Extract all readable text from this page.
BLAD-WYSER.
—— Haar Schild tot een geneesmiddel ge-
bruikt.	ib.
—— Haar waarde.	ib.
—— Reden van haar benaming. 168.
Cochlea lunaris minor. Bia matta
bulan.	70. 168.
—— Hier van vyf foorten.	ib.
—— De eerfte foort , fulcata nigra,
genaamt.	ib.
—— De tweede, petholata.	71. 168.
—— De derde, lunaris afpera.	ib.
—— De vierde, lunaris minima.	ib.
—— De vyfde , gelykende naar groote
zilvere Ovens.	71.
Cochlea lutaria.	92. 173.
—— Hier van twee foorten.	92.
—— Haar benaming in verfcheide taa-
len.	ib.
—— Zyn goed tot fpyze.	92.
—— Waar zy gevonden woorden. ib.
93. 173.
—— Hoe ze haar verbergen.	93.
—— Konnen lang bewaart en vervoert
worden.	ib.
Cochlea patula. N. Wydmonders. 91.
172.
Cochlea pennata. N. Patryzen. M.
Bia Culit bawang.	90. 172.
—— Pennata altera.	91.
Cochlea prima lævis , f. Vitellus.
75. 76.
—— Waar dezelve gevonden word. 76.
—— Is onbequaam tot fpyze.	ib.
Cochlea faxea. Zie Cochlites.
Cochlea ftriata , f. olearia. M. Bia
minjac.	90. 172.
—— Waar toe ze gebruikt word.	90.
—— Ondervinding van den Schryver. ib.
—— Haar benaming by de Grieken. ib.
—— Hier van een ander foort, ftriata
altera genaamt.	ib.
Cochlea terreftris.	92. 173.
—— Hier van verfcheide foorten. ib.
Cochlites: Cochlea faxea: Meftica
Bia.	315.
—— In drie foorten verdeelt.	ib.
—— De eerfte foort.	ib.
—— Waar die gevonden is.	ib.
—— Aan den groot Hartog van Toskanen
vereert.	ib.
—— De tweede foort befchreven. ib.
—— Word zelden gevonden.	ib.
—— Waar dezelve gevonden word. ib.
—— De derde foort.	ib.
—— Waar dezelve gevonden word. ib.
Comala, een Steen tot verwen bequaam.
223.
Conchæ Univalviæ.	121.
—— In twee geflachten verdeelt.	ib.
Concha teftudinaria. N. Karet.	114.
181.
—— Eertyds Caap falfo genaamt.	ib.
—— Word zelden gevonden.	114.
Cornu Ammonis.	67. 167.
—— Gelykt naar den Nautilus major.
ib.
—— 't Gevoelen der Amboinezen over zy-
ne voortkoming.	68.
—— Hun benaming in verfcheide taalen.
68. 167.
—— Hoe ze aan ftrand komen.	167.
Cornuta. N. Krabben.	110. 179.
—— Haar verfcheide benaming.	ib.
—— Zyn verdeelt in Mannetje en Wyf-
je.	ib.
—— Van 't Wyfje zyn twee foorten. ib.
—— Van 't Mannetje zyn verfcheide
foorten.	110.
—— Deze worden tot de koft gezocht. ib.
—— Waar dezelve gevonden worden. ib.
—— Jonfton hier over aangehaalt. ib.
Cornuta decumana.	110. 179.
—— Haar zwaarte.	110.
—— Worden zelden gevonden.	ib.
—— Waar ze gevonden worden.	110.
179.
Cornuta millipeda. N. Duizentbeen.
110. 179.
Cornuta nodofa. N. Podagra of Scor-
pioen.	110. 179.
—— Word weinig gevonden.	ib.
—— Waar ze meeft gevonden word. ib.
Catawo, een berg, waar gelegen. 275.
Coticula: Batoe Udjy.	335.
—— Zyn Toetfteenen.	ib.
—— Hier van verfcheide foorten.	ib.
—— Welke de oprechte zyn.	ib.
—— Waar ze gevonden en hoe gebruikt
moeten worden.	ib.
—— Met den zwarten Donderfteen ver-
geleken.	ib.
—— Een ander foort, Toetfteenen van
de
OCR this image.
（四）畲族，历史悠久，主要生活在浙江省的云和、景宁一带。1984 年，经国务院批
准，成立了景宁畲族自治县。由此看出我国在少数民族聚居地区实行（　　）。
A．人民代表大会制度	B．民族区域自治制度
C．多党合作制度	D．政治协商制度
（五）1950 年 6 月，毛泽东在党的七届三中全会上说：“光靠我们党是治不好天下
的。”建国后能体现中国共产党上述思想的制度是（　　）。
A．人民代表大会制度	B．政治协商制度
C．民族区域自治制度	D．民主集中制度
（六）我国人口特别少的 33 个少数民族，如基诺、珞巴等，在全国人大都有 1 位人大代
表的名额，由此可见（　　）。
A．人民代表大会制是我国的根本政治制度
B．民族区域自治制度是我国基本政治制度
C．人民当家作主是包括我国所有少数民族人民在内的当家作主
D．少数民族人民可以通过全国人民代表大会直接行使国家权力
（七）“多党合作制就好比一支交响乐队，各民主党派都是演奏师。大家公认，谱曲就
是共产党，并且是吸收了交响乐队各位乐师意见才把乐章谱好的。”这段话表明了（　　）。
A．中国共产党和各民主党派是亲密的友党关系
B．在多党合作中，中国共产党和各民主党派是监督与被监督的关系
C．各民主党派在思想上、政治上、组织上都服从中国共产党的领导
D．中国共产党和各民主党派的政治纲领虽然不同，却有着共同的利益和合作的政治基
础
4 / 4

## Direction
Make an exact copy of the listing, including every line.

## Completed exercise
Extract all readable text from this page.
BLAD-WYSER.
—— Haar Schild tot een geneesmiddel ge-
bruikt.	ib.
—— Haar waarde.	ib.
—— Reden van haar benaming. 168.
Cochlea lunaris minor. Bia matta
bulan.	70. 168.
—— Hier van vyf foorten.	ib.
—— De eerfte foort , fulcata nigra,
genaamt.	ib.
—— De tweede, petholata.	71. 168.
—— De derde, lunaris afpera.	ib.
—— De vierde, lunaris minima.	ib.
—— De vyfde , gelykende naar groote
zilvere Ovens.	71.
Cochlea lutaria.	92. 173.
—— Hier van twee foorten.	92.
—— Haar benaming in verfcheide taa-
len.	ib.
—— Zyn goed tot fpyze.	92.
—— Waar zy gevonden woorden. ib.
93. 173.
—— Hoe ze haar verbergen.	93.
—— Konnen lang bewaart en vervoert
worden.	ib.
Cochlea patula. N. Wydmonders. 91.
172.
Cochlea pennata. N. Patryzen. M.
Bia Culit bawang.	90. 172.
—— Pennata altera.	91.
Cochlea prima lævis , f. Vitellus.
75. 76.
—— Waar dezelve gevonden word. 76.
—— Is onbequaam tot fpyze.	ib.
Cochlea faxea. Zie Cochlites.
Cochlea ftriata , f. olearia. M. Bia
minjac.	90. 172.
—— Waar toe ze gebruikt word.	90.
—— Ondervinding van den Schryver. ib.
—— Haar benaming by de Grieken. ib.
—— Hier van een ander foort, ftriata
altera genaamt.	ib.
Cochlea terreftris.	92. 173.
—— Hier van verfcheide foorten. ib.
Cochlites: Cochlea faxea: Meftica
Bia.	315.
—— In drie foorten verdeelt.	ib.
—— De eerfte foort.	ib.
—— Waar die gevonden is.	ib.
—— Aan den groot Hartog van Toskanen
vereert.	ib.
—— De tweede foort befchreven. ib.
—— Word zelden gevonden.	ib.
—— Waar dezelve gevonden word. ib.
—— De derde foort.	ib.
—— Waar dezelve gevonden word. ib.
Comala, een Steen tot verwen bequaam.
223.
Conchæ Univalviæ.	121.
—— In twee geflachten verdeelt.	ib.
Concha teftudinaria. N. Karet.	114.
181.
—— Eertyds Caap falfo genaamt.	ib.
—— Word zelden gevonden.	114.
Cornu Ammonis.	67. 167.
—— Gelykt naar den Nautilus major.
ib.
—— 't Gevoelen der Amboinezen over zy-
ne voortkoming.	68.
—— Hun benaming in verfcheide taalen.
68. 167.
—— Hoe ze aan ftrand komen.	167.
Cornuta. N. Krabben.	110. 179.
—— Haar verfcheide benaming.	ib.
—— Zyn verdeelt in Mannetje en Wyf-
je.	ib.
—— Van 't Wyfje zyn twee foorten. ib.
—— Van 't Mannetje zyn verfcheide
foorten.	110.
—— Deze worden tot de koft gezocht. ib.
—— Waar dezelve gevonden worden. ib.
—— Jonfton hier over aangehaalt. ib.
Cornuta decumana.	110. 179.
—— Haar zwaarte.	110.
—— Worden zelden gevonden.	ib.
—— Waar ze gevonden worden.	110.
179.
Cornuta millipeda. N. Duizentbeen.
110. 179.
Cornuta nodofa. N. Podagra of Scor-
pioen.	110. 179.
—— Word weinig gevonden.	ib.
—— Waar ze meeft gevonden word. ib.
Catawo, een berg, waar gelegen. 275.
Coticula: Batoe Udjy.	335.
—— Zyn Toetfteenen.	ib.
—— Hier van verfcheide foorten.	ib.
—— Welke de oprechte zyn.	ib.
—— Waar ze gevonden en hoe gebruikt
moeten worden.	ib.
—— Met den zwarten Donderfteen ver-
geleken.	ib.
—— Een ander foort, Toetfteenen van
de
OCR this image.
（四）畲族，历史悠久，主要生活在浙江省的云和、景宁一带。1984 年，经国务院批
准，成立了景宁畲族自治县。由此看出我国在少数民族聚居地区实行（　　）。
A．人民代表大会制度	B．民族区域自治制度
C．多党合作制度	D．政治协商制度
（五）1950 年 6 月，毛泽东在党的七届三中全会上说：“光靠我们党是治不好天下
的。”建国后能体现中国共产党上述思想的制度是（　　）。
A．人民代表大会制度	B．政治协商制度
C．民族区域自治制度	D．民主集中制度
（六）我国人口特别少的 33 个少数民族，如基诺、珞巴等，在全国人大都有 1 位人大代
表的名额，由此可见（　　）。
A．人民代表大会制是我国的根本政治制度
B．民族区域自治制度是我国基本政治制度
C．人民当家作主是包括我国所有少数民族人民在内的当家作主
D．少数民族人民可以通过全国人民代表大会直接行使国家权力
（七）“多党合作制就好比一支交响乐队，各民主党派都是演奏师。大家公认，谱曲就
是共产党，并且是吸收了交响乐队各位乐师意见才把乐章谱好的。”这段话表明了（　　）。
A．中国共产党和各民主党派是亲密的友党关系
B．在多党合作中，中国共产党和各民主党派是监督与被监督的关系
C．各民主党派在思想上、政治上、组织上都服从中国共产党的领导
D．中国共产党和各民主党派的政治纲领虽然不同，却有着共同的利益和合作的政治基
础
4 / 4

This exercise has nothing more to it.